──────── INPUT ROWS
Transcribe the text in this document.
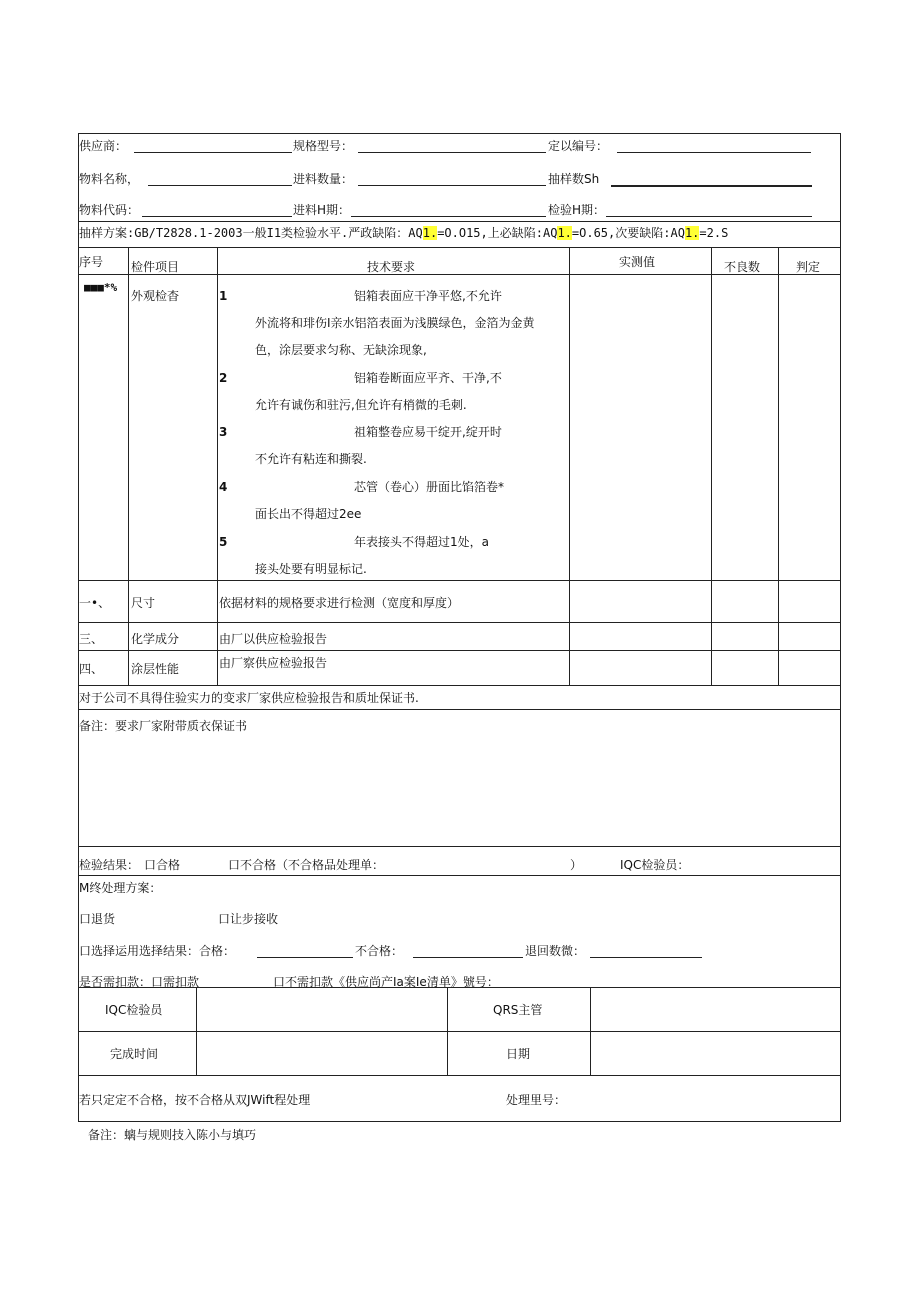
供应商：	规格型号：	定以编号：
物料名称，	进料数量：	抽样数Sh
物料代码：	进料H期：	检验H期：
抽样方案:GB/T2828.1-2003一般I1类检验水平.严政缺陷：AQ1.=O.O15,上必缺陷:AQ1.=O.65,次要缺陷:AQ1.=2.S
序号 检件项目	技术要求	实测值	不良数	判定
■■■*%
外观检杳	1	铝箱表面应干净平悠,不允许
外流将和琲伤I亲水铝箔表面为浅膜绿色，金箔为金黄
色，涂层要求匀称、无缺涂现象,
2	铝箱卷断面应平齐、干净,不
允许有诚伤和驻污,但允许有梢微的毛刺.
3	祖箱整卷应易干绽开,绽开时
不允许有粘连和撕裂.
4	芯管（卷心）册面比馅箔卷*
面长出不得超过2ee
5	年表接头不得超过1处，a
接头处要有明显标记.
一•、 尺寸	依据材料的规格要求进行检测（宽度和厚度）
三、 化学成分	由厂以供应检验报告
四、 涂层性能	由厂察供应检验报告
对于公司不具得住验实力的变求厂家供应检验报告和质址保证书.
备注：要求厂家附带质衣保证书
检验结果： 口合格	口不合格（不合格品处理单：	）	IQC检验员：
M终处理方案：
口退货	口让步接收
口选择运用选择结果：合格：	不合格：	退回数微：
是否需扣款：口需扣款	口不需扣款《供应尚产Ia案Ie清单》號号：
IQC检验员	QRS主管
完成时间	日期
若只定定不合格，按不合格从双JWift程处理	处理里号：
备注：螭与规则技入陈小与填巧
────────────────
### WHAT THE TASK REQUIRES:
Quote all of the entries word for word, omitting any pictures.

### WRITTEN SOLUTION:
Transcribe the text in this document.
供应商：	规格型号：	定以编号：
物料名称，	进料数量：	抽样数Sh
物料代码：	进料H期：	检验H期：
抽样方案:GB/T2828.1-2003一般I1类检验水平.严政缺陷：AQ1.=O.O15,上必缺陷:AQ1.=O.65,次要缺陷:AQ1.=2.S
序号 检件项目	技术要求	实测值	不良数	判定
■■■*%
外观检杳	1	铝箱表面应干净平悠,不允许
外流将和琲伤I亲水铝箔表面为浅膜绿色，金箔为金黄
色，涂层要求匀称、无缺涂现象,
2	铝箱卷断面应平齐、干净,不
允许有诚伤和驻污,但允许有梢微的毛刺.
3	祖箱整卷应易干绽开,绽开时
不允许有粘连和撕裂.
4	芯管（卷心）册面比馅箔卷*
面长出不得超过2ee
5	年表接头不得超过1处，a
接头处要有明显标记.
一•、 尺寸	依据材料的规格要求进行检测（宽度和厚度）
三、 化学成分	由厂以供应检验报告
四、 涂层性能	由厂察供应检验报告
对于公司不具得住验实力的变求厂家供应检验报告和质址保证书.
备注：要求厂家附带质衣保证书
检验结果： 口合格	口不合格（不合格品处理单：	）	IQC检验员：
M终处理方案：
口退货	口让步接收
口选择运用选择结果：合格：	不合格：	退回数微：
是否需扣款：口需扣款	口不需扣款《供应尚产Ia案Ie清单》號号：
IQC检验员	QRS主管
完成时间	日期
若只定定不合格，按不合格从双JWift程处理	处理里号：
备注：螭与规则技入陈小与填巧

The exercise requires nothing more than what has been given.